• **Task**: Copy each line holding the string "准考证号".

**** Available data ****

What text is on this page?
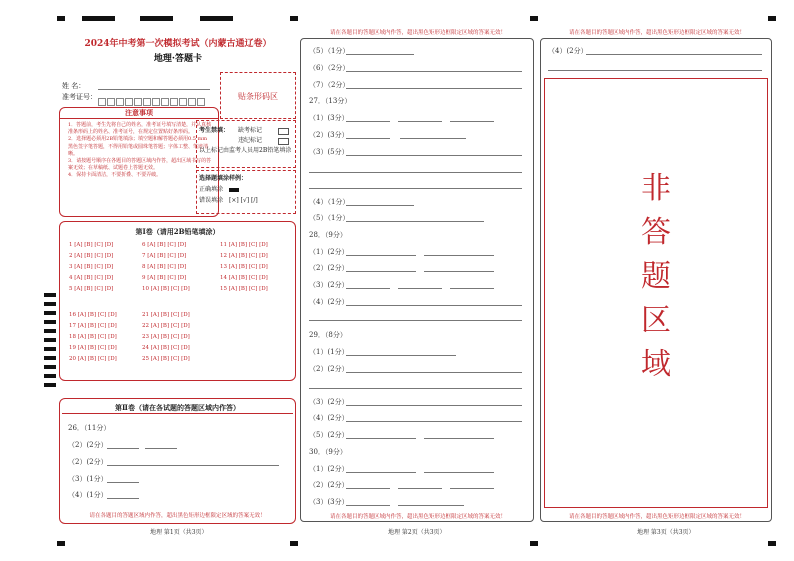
2024年中考第一次模拟考试（内蒙古通辽卷）
地理·答题卡
姓 名：
准考证号：	贴条形码区
注意事项
1．答题前，考生先将自己的姓名，准考证号填写清楚，并认真核准条形码上的姓名、准考证号，在规定位置贴好条形码。
2．选择题必须用2B铅笔填涂；填空题和解答题必须用0.5 mm黑色签字笔答题，不得用铅笔或圆珠笔答题；字体工整、笔迹清晰。
3．请按题号顺序在各题目的答题区域内作答，超出区域书写的答案无效；在草稿纸、试题卷上答题无效。
4．保持卡面清洁，不要折叠、不要弄破。
考生禁填： 缺考标记
违纪标记
以上标记由监考人员用2B铅笔填涂
选择题填涂样例：
正确填涂
错误填涂 [×] [√] [/]
第Ⅰ卷（请用2B铅笔填涂）
1 [A] [B] [C] [D]
2 [A] [B] [C] [D]
3 [A] [B] [C] [D]
4 [A] [B] [C] [D]
5 [A] [B] [C] [D]
6 [A] [B] [C] [D]
7 [A] [B] [C] [D]
8 [A] [B] [C] [D]
9 [A] [B] [C] [D]
10 [A] [B] [C] [D]
11 [A] [B] [C] [D]
12 [A] [B] [C] [D]
13 [A] [B] [C] [D]
14 [A] [B] [C] [D]
15 [A] [B] [C] [D]
16 [A] [B] [C] [D]
17 [A] [B] [C] [D]
18 [A] [B] [C] [D]
19 [A] [B] [C] [D]
20 [A] [B] [C] [D]
21 [A] [B] [C] [D]
22 [A] [B] [C] [D]
23 [A] [B] [C] [D]
24 [A] [B] [C] [D]
25 [A] [B] [C] [D]
第Ⅱ卷（请在各试题的答题区域内作答）
26．（11分）
（2）(2分）
（2）(2分）
（3）(1分）
（4）(1分）
请在各题目的答题区域内作答，超出黑色矩形边框限定区域的答案无效！
地理 第1页（共3页）
请在各题目的答题区域内作答，超出黑色矩形边框限定区域的答案无效！
（5）（1分）
（6）（2分）
（7）（2分）
27．（13分）
（1）(3分）
（2）(3分）
（3）(5分）
（4）（1分）
（5）（1分）
28．（9分）
（1）(2分）
（2）(2分）
（3）(2分）
（4）(2分）
29．（8分）
（1）(1分）
（2）(2分）
（3）(2分）
（4）(2分）
（5）(2分）
30．（9分）
（1）(2分）
（2）(2分）
（3）(3分）
请在各题目的答题区域内作答，超出黑色矩形边框限定区域的答案无效！
地理 第2页（共3页）
请在各题目的答题区域内作答，超出黑色矩形边框限定区域的答案无效！
（4）(2分）
非
答
题
区
域
请在各题目的答题区域内作答，超出黑色矩形边框限定区域的答案无效！
地理 第3页（共3页）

****

• **In response**:
准考证号：	贴条形码区
1．答题前，考生先将自己的姓名，准考证号填写清楚，并认真核准条形码上的姓名、准考证号，在规定位置贴好条形码。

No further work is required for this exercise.